### Exercise directions
Copy out all lines where "Does" appears.

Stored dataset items
[BEGIN]

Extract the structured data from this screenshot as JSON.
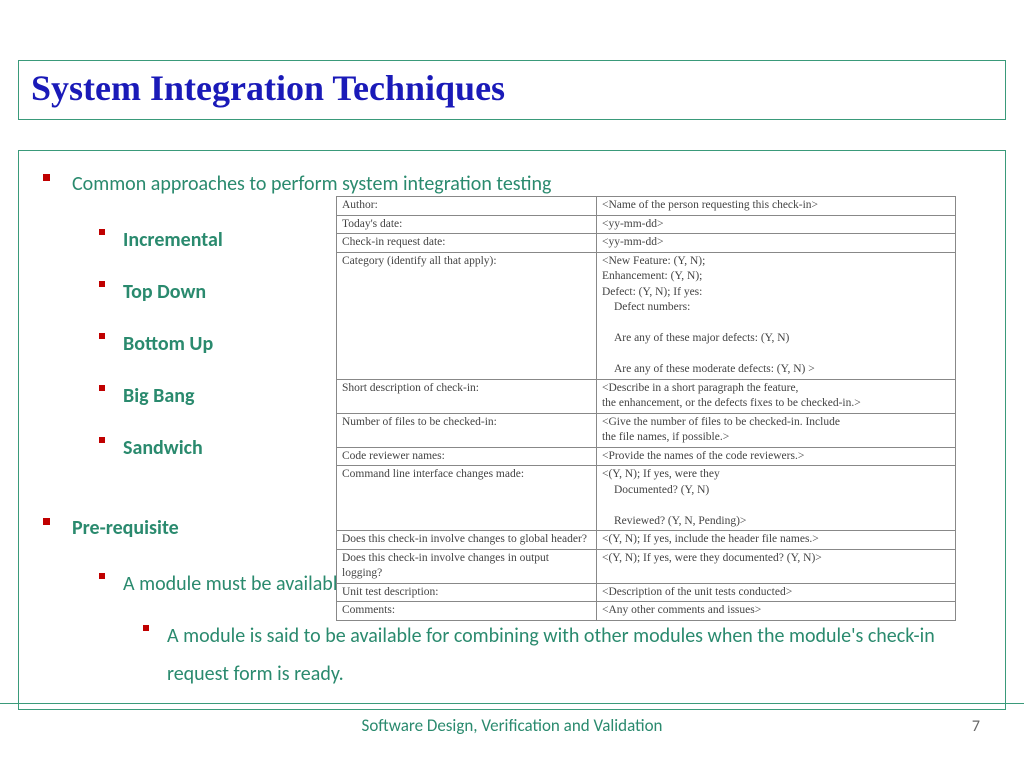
{
  "title": "System Integration Techniques",
  "intro": "Common approaches to perform system integration testing",
  "approaches": [
    "Incremental",
    "Top Down",
    "Bottom Up",
    "Big Bang",
    "Sandwich"
  ],
  "prereq_label": "Pre-requisite",
  "prereq_item": "A module must be available to be integrated",
  "prereq_detail": "A module is said to be available for combining with other modules when the module's check-in request form is ready.",
  "form_rows": [
    {
      "label": "Author:",
      "value": "<Name of the person requesting this check-in>"
    },
    {
      "label": "Today's date:",
      "value": "<yy-mm-dd>"
    },
    {
      "label": "Check-in request date:",
      "value": "<yy-mm-dd>"
    },
    {
      "label": "Category (identify all that apply):",
      "value": "<New Feature: (Y, N);\nEnhancement: (Y, N);\nDefect: (Y, N); If yes:\n  Defect numbers:\n  Are any of these major defects: (Y, N)\n  Are any of these moderate defects: (Y, N) >"
    },
    {
      "label": "Short description of check-in:",
      "value": "<Describe in a short paragraph the feature,\nthe enhancement, or the defects fixes to be checked-in.>"
    },
    {
      "label": "Number of files to be checked-in:",
      "value": "<Give the number of files to be checked-in. Include\nthe file names, if possible.>"
    },
    {
      "label": "Code reviewer names:",
      "value": "<Provide the names of the code reviewers.>"
    },
    {
      "label": "Command line interface changes made:",
      "value": "<(Y, N); If yes, were they\n  Documented? (Y, N)\n  Reviewed? (Y, N, Pending)>"
    },
    {
      "label": "Does this check-in involve changes to global header?",
      "value": "<(Y, N); If yes, include the header file names.>"
    },
    {
      "label": "Does this check-in involve changes in output logging?",
      "value": "<(Y, N); If yes, were they documented? (Y, N)>"
    },
    {
      "label": "Unit test description:",
      "value": "<Description of the unit tests conducted>"
    },
    {
      "label": "Comments:",
      "value": "<Any other comments and issues>"
    }
  ],
  "footer": "Software Design, Verification and Validation",
  "page": "7"
}
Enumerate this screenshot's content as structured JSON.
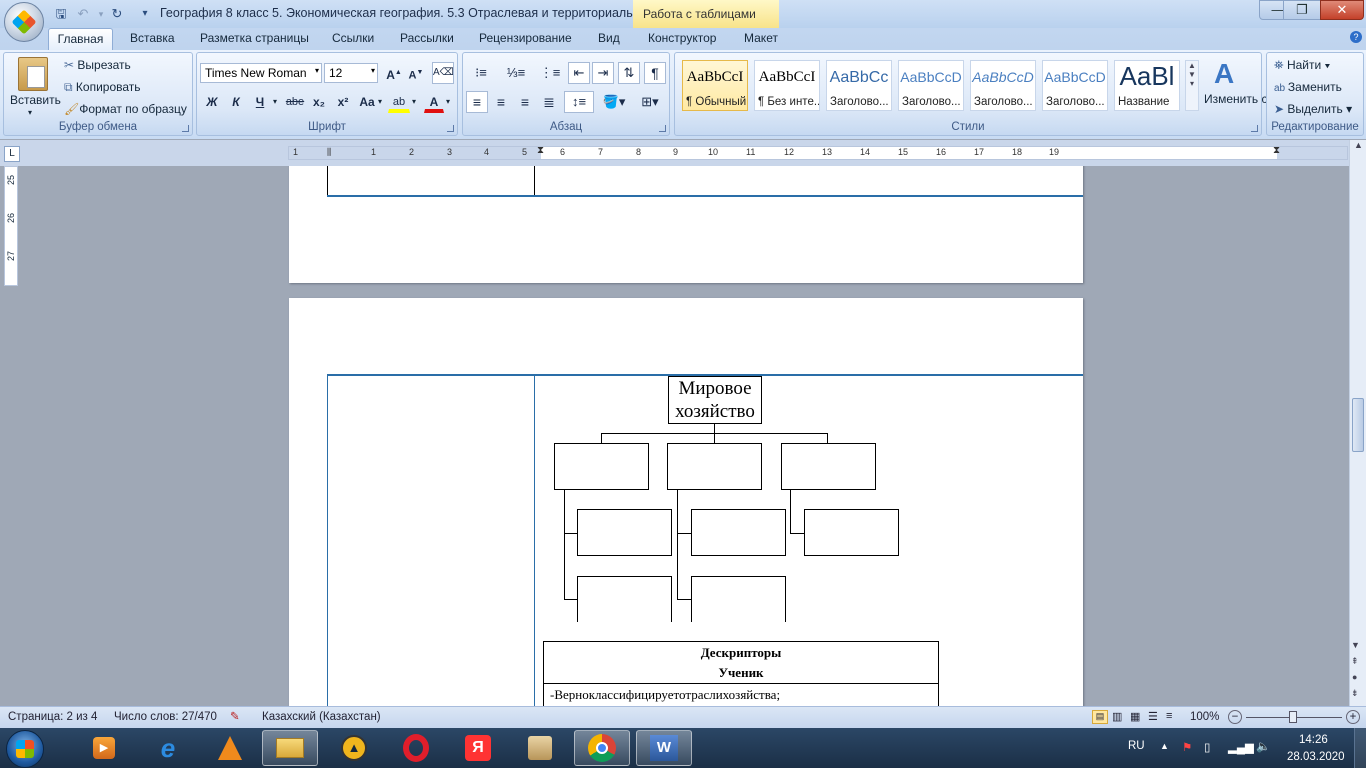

[END]

### Task response
      "label": "Does this check-in involve changes to global header?",
      "label": "Does this check-in involve changes in output logging?",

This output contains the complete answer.